[Stored entries]
-=-=-=-=-

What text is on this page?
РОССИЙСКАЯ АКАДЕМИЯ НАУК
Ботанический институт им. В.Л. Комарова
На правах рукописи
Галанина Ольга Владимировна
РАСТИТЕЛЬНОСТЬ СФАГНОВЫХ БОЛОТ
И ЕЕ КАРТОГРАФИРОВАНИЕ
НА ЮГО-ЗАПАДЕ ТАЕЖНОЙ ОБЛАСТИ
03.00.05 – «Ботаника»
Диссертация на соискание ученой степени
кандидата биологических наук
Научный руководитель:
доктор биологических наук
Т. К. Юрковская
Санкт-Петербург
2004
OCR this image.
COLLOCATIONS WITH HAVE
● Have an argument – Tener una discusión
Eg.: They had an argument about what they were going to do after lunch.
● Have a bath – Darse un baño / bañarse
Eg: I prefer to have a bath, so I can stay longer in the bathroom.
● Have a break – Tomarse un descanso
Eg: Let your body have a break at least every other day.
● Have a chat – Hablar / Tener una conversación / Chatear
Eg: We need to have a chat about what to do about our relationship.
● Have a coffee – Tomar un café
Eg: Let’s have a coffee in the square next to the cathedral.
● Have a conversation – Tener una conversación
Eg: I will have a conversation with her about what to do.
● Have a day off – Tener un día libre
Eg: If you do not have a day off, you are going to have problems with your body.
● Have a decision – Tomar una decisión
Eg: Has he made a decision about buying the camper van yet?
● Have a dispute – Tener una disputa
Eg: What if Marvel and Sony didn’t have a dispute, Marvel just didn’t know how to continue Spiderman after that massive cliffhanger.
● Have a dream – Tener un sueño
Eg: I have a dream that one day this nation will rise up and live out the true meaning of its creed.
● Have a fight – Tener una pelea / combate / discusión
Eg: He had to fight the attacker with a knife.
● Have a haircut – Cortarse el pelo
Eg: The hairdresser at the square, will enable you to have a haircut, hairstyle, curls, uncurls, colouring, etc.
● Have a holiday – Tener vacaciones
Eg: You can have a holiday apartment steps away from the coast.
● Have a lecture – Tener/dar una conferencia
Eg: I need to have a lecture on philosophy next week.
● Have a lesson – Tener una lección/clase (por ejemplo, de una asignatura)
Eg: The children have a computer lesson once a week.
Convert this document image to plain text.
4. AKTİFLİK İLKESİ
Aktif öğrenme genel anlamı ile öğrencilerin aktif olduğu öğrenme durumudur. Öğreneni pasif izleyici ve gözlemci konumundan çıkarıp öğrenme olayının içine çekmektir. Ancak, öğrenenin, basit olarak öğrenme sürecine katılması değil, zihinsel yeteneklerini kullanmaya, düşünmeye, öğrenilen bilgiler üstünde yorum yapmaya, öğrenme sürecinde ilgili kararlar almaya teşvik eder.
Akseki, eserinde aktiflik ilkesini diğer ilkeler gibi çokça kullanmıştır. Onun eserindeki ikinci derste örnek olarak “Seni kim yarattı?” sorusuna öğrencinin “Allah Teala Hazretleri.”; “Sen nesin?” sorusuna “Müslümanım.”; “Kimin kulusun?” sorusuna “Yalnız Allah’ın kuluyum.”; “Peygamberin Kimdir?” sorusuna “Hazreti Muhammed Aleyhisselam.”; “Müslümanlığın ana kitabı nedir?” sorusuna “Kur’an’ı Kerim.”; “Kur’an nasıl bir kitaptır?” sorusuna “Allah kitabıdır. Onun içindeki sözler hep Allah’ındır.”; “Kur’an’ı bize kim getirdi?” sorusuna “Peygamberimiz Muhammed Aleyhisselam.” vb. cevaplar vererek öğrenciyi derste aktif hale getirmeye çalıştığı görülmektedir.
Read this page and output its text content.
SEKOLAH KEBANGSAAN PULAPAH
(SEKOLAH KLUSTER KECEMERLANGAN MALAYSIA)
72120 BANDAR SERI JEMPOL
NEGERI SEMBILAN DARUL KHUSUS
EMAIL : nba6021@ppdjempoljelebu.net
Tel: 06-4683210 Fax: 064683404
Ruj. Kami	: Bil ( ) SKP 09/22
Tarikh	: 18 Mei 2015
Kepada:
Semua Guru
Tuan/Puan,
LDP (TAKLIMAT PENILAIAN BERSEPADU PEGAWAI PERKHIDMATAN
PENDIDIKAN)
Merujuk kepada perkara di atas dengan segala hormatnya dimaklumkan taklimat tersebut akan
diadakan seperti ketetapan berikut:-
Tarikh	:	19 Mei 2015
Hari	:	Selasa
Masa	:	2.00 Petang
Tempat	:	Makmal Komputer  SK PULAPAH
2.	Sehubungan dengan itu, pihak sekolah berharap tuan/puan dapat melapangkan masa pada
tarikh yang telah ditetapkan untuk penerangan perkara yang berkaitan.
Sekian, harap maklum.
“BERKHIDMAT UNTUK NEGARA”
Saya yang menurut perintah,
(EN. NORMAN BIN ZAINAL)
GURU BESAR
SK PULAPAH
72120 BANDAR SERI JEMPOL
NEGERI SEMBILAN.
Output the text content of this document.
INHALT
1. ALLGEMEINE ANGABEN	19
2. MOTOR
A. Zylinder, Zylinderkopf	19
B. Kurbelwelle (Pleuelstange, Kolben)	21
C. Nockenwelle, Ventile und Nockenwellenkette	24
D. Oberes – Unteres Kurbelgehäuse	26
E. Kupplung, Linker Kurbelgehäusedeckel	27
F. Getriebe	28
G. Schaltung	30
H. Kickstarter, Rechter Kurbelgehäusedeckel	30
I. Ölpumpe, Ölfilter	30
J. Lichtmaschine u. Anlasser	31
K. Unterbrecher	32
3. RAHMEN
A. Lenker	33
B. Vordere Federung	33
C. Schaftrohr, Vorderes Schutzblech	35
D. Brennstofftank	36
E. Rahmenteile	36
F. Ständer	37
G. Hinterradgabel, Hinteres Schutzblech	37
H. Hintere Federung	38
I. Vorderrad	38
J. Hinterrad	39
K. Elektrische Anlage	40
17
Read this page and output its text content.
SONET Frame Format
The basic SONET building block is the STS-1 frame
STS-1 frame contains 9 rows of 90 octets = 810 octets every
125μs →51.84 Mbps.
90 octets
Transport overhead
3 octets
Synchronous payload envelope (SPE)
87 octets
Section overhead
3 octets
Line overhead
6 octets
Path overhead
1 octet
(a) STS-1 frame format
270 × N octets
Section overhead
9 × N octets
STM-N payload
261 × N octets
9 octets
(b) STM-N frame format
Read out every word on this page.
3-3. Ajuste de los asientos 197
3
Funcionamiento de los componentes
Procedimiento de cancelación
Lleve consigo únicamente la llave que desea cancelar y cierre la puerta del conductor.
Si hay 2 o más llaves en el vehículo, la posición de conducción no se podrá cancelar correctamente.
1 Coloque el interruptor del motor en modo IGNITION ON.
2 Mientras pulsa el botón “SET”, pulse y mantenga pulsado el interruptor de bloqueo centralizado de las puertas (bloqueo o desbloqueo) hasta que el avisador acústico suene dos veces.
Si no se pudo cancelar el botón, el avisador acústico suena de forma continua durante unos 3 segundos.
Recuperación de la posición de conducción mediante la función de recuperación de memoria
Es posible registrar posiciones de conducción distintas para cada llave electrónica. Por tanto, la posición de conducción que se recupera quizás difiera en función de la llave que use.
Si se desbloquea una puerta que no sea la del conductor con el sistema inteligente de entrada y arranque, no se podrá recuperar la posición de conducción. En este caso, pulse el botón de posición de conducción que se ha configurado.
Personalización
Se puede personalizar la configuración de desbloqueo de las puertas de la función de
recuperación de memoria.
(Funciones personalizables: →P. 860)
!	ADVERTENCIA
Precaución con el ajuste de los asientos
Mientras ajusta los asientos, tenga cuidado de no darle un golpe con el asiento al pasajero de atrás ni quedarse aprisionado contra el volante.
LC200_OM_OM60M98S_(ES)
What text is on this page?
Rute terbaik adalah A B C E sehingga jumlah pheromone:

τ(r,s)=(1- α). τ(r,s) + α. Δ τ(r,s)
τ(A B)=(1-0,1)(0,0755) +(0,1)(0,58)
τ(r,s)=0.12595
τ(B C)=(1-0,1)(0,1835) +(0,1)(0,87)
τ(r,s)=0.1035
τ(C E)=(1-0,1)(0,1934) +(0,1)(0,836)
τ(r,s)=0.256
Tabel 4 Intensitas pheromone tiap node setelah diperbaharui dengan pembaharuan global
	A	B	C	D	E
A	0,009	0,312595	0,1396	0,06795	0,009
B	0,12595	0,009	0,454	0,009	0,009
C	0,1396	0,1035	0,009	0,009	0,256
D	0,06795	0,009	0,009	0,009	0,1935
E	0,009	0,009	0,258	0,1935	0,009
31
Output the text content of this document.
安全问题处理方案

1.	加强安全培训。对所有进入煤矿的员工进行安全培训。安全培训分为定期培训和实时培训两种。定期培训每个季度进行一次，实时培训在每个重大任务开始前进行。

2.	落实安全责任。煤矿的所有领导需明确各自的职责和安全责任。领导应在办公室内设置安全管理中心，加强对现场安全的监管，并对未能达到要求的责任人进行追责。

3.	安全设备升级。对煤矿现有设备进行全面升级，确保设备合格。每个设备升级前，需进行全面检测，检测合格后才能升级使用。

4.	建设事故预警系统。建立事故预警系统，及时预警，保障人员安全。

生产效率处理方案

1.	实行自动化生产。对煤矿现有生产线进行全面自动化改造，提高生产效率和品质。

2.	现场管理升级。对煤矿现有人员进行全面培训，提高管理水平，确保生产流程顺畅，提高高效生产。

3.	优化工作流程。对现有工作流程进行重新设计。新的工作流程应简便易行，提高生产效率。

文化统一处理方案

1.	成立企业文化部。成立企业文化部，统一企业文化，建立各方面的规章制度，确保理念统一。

-=-=-=-=-

> Your goal
Looking at the listing above, how many of its lines contain the string "square"? Give the number alone.

> Worked answer
2